# SET PROBLEM
Find the lines that hold "title". Report only how many there are.

(Figure collection entries)
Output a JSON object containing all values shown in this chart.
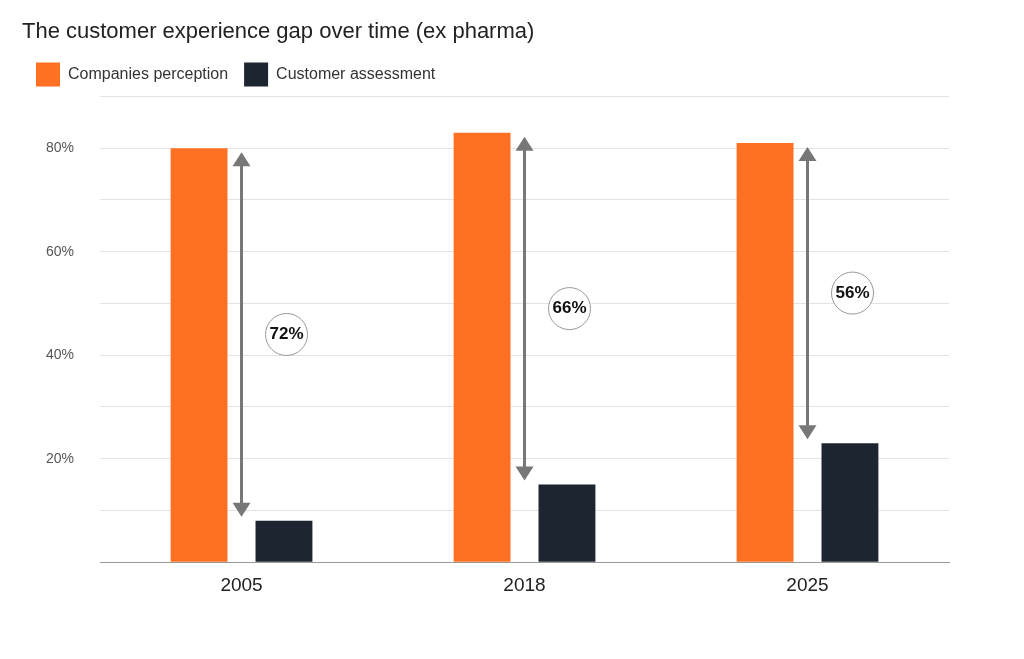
{
  "chart_data": {
    "type": "bar",
    "title": "The customer experience gap over time (ex pharma)",
    "categories": [
      "2005",
      "2018",
      "2025"
    ],
    "series": [
      {
        "name": "Companies perception",
        "color": "#fe7122",
        "values": [
          80,
          83,
          81
        ]
      },
      {
        "name": "Customer assessment",
        "color": "#1d2530",
        "values": [
          8,
          15,
          23
        ]
      }
    ],
    "ylim": [
      0,
      90
    ],
    "yticks": [
      {
        "value": 0,
        "label": null
      },
      {
        "value": 10,
        "label": null
      },
      {
        "value": 20,
        "label": "20%"
      },
      {
        "value": 30,
        "label": null
      },
      {
        "value": 40,
        "label": "40%"
      },
      {
        "value": 50,
        "label": null
      },
      {
        "value": 60,
        "label": "60%"
      },
      {
        "value": 70,
        "label": null
      },
      {
        "value": 80,
        "label": "80%"
      },
      {
        "value": 90,
        "label": null
      }
    ],
    "grid": "y",
    "legend": "top left",
    "annotations": [
      "72%",
      "66%",
      "56%"
    ]
  }
}
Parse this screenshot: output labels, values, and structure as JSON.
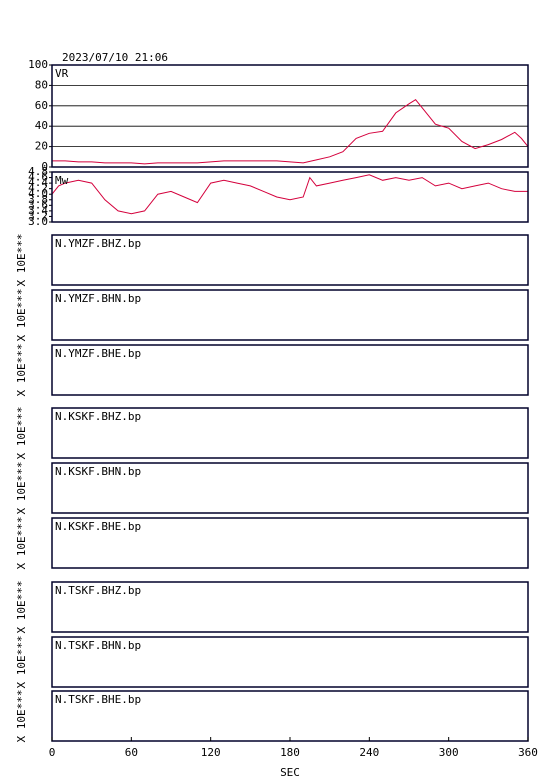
{
  "title": "2023/07/10 21:06",
  "chart_data": [
    {
      "type": "line",
      "label": "VR",
      "color": "#d4003c",
      "grid": true,
      "x": [
        0,
        10,
        20,
        30,
        40,
        50,
        60,
        70,
        80,
        90,
        100,
        110,
        120,
        130,
        140,
        150,
        160,
        170,
        180,
        190,
        200,
        210,
        220,
        230,
        240,
        250,
        260,
        270,
        275,
        280,
        290,
        300,
        310,
        320,
        330,
        340,
        350,
        355,
        360
      ],
      "values": [
        6,
        6,
        5,
        5,
        4,
        4,
        4,
        3,
        4,
        4,
        4,
        4,
        5,
        6,
        6,
        6,
        6,
        6,
        5,
        4,
        7,
        10,
        15,
        28,
        33,
        35,
        53,
        62,
        66,
        58,
        42,
        38,
        25,
        18,
        22,
        27,
        34,
        28,
        20
      ],
      "xlim": [
        0,
        360
      ],
      "ylim": [
        0,
        100
      ],
      "yticks": [
        0,
        20,
        40,
        60,
        80,
        100
      ]
    },
    {
      "type": "line",
      "label": "Mw",
      "color": "#d4003c",
      "grid": false,
      "x": [
        0,
        5,
        10,
        20,
        30,
        40,
        50,
        60,
        70,
        80,
        90,
        100,
        110,
        120,
        130,
        140,
        150,
        160,
        170,
        180,
        190,
        195,
        200,
        210,
        220,
        230,
        240,
        250,
        260,
        270,
        280,
        290,
        300,
        310,
        320,
        330,
        340,
        350,
        360
      ],
      "values": [
        4.0,
        4.3,
        4.4,
        4.5,
        4.4,
        3.8,
        3.4,
        3.3,
        3.4,
        4.0,
        4.1,
        3.9,
        3.7,
        4.4,
        4.5,
        4.4,
        4.3,
        4.1,
        3.9,
        3.8,
        3.9,
        4.6,
        4.3,
        4.4,
        4.5,
        4.6,
        4.7,
        4.5,
        4.6,
        4.5,
        4.6,
        4.3,
        4.4,
        4.2,
        4.3,
        4.4,
        4.2,
        4.1,
        4.1
      ],
      "xlim": [
        0,
        360
      ],
      "ylim": [
        3,
        4.8
      ],
      "yticks": [
        {
          "value": 3,
          "label": "3.0"
        },
        {
          "value": 3.2,
          "label": "3.2"
        },
        {
          "value": 3.4,
          "label": "3.4"
        },
        {
          "value": 3.6,
          "label": "3.6"
        },
        {
          "value": 3.8,
          "label": "3.8"
        },
        {
          "value": 4,
          "label": "4.0"
        },
        {
          "value": 4.2,
          "label": "4.2"
        },
        {
          "value": 4.4,
          "label": "4.4"
        },
        {
          "value": 4.6,
          "label": "4.6"
        },
        {
          "value": 4.8,
          "label": "4.8"
        }
      ]
    }
  ],
  "traces": [
    {
      "name": "N.YMZF.BHZ.bp",
      "scale": "X 10E***"
    },
    {
      "name": "N.YMZF.BHN.bp",
      "scale": "X 10E***"
    },
    {
      "name": "N.YMZF.BHE.bp",
      "scale": "X 10E***"
    },
    {
      "name": "N.KSKF.BHZ.bp",
      "scale": "X 10E***"
    },
    {
      "name": "N.KSKF.BHN.bp",
      "scale": "X 10E***"
    },
    {
      "name": "N.KSKF.BHE.bp",
      "scale": "X 10E***"
    },
    {
      "name": "N.TSKF.BHZ.bp",
      "scale": "X 10E***"
    },
    {
      "name": "N.TSKF.BHN.bp",
      "scale": "X 10E***"
    },
    {
      "name": "N.TSKF.BHE.bp",
      "scale": "X 10E***"
    }
  ],
  "x_axis": {
    "label": "SEC",
    "xlim": [
      0,
      360
    ],
    "xticks": [
      0,
      60,
      120,
      180,
      240,
      300,
      360
    ]
  }
}
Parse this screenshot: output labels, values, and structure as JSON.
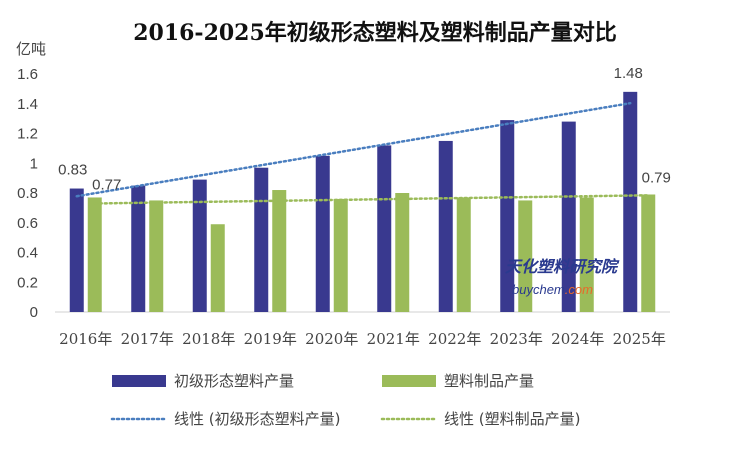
{
  "chart_data": {
    "type": "bar",
    "title": "2016-2025年初级形态塑料及塑料制品产量对比",
    "ylabel": "亿吨",
    "ylim": [
      0,
      1.6
    ],
    "yticks": [
      "0",
      "0.2",
      "0.4",
      "0.6",
      "0.8",
      "1",
      "1.2",
      "1.4",
      "1.6"
    ],
    "categories": [
      "2016年",
      "2017年",
      "2018年",
      "2019年",
      "2020年",
      "2021年",
      "2022年",
      "2023年",
      "2024年",
      "2025年"
    ],
    "grid": false,
    "legend_position": "bottom",
    "series": [
      {
        "name": "初级形态塑料产量",
        "color": "#39398f",
        "values": [
          0.83,
          0.85,
          0.89,
          0.97,
          1.05,
          1.12,
          1.15,
          1.29,
          1.28,
          1.48
        ]
      },
      {
        "name": "塑料制品产量",
        "color": "#9bbb59",
        "values": [
          0.77,
          0.75,
          0.59,
          0.82,
          0.76,
          0.8,
          0.77,
          0.75,
          0.77,
          0.79
        ]
      }
    ],
    "trendlines": [
      {
        "name": "线性 (初级形态塑料产量)",
        "color": "#4a7ebf",
        "series_index": 0
      },
      {
        "name": "线性 (塑料制品产量)",
        "color": "#9bbb59",
        "series_index": 1
      }
    ],
    "data_labels": [
      {
        "series_index": 0,
        "category_index": 0,
        "text": "0.83"
      },
      {
        "series_index": 1,
        "category_index": 0,
        "text": "0.77"
      },
      {
        "series_index": 0,
        "category_index": 9,
        "text": "1.48"
      },
      {
        "series_index": 1,
        "category_index": 9,
        "text": "0.79"
      }
    ]
  },
  "watermark": {
    "line1": "天化塑料研究院",
    "line2": "buychem",
    "line3": ".com"
  }
}
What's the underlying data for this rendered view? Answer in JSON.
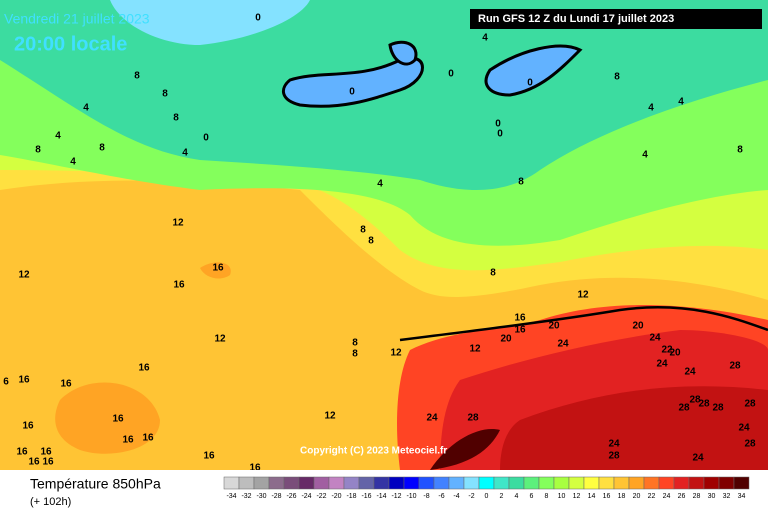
{
  "header": {
    "valid_date": "Vendredi 21 juillet 2023",
    "local_time": "20:00 locale",
    "run": "Run GFS 12 Z du Lundi 17 juillet 2023"
  },
  "copyright": "Copyright (C) 2023 Meteociel.fr",
  "footer": {
    "title": "Température 850hPa",
    "lead": "(+ 102h)"
  },
  "scale": {
    "ticks": [
      -34,
      -32,
      -30,
      -28,
      -26,
      -24,
      -22,
      -20,
      -18,
      -16,
      -14,
      -12,
      -10,
      -8,
      -6,
      -4,
      -2,
      0,
      2,
      4,
      6,
      8,
      10,
      12,
      14,
      16,
      18,
      20,
      22,
      24,
      26,
      28,
      30,
      32,
      34
    ],
    "colors": [
      "#d8d8d8",
      "#bdbdbd",
      "#a3a3a3",
      "#8c6c8c",
      "#7a4d7a",
      "#672a67",
      "#a15fa1",
      "#c283c2",
      "#9484c6",
      "#6464a8",
      "#3434a4",
      "#0000c0",
      "#0000ff",
      "#2052ff",
      "#4282ff",
      "#62b2ff",
      "#84e2ff",
      "#00ffff",
      "#40e6c8",
      "#3cdca0",
      "#5cf07c",
      "#84ff5c",
      "#a8ff40",
      "#d4ff40",
      "#ffff40",
      "#ffe040",
      "#ffc434",
      "#ffa424",
      "#ff7424",
      "#ff4424",
      "#e22222",
      "#c21212",
      "#a00000",
      "#800000",
      "#500000"
    ]
  },
  "contour_labels": [
    0,
    4,
    8,
    8,
    4,
    8,
    4,
    8,
    4,
    8,
    4,
    0,
    0,
    0,
    0,
    0,
    0,
    8,
    4,
    4,
    4,
    8,
    4,
    8,
    12,
    8,
    8,
    16,
    16,
    12,
    8,
    12,
    16,
    16,
    20,
    20,
    20,
    24,
    22,
    20,
    24,
    24,
    12,
    12,
    8,
    8,
    12,
    16,
    16,
    16,
    6,
    16,
    16,
    16,
    24,
    28,
    28,
    28,
    28,
    28,
    24,
    28,
    24,
    28,
    12,
    24,
    28,
    24,
    16,
    16,
    16,
    16,
    16,
    16,
    16,
    28
  ]
}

# SOLUTION TO THIS EXERCISE
4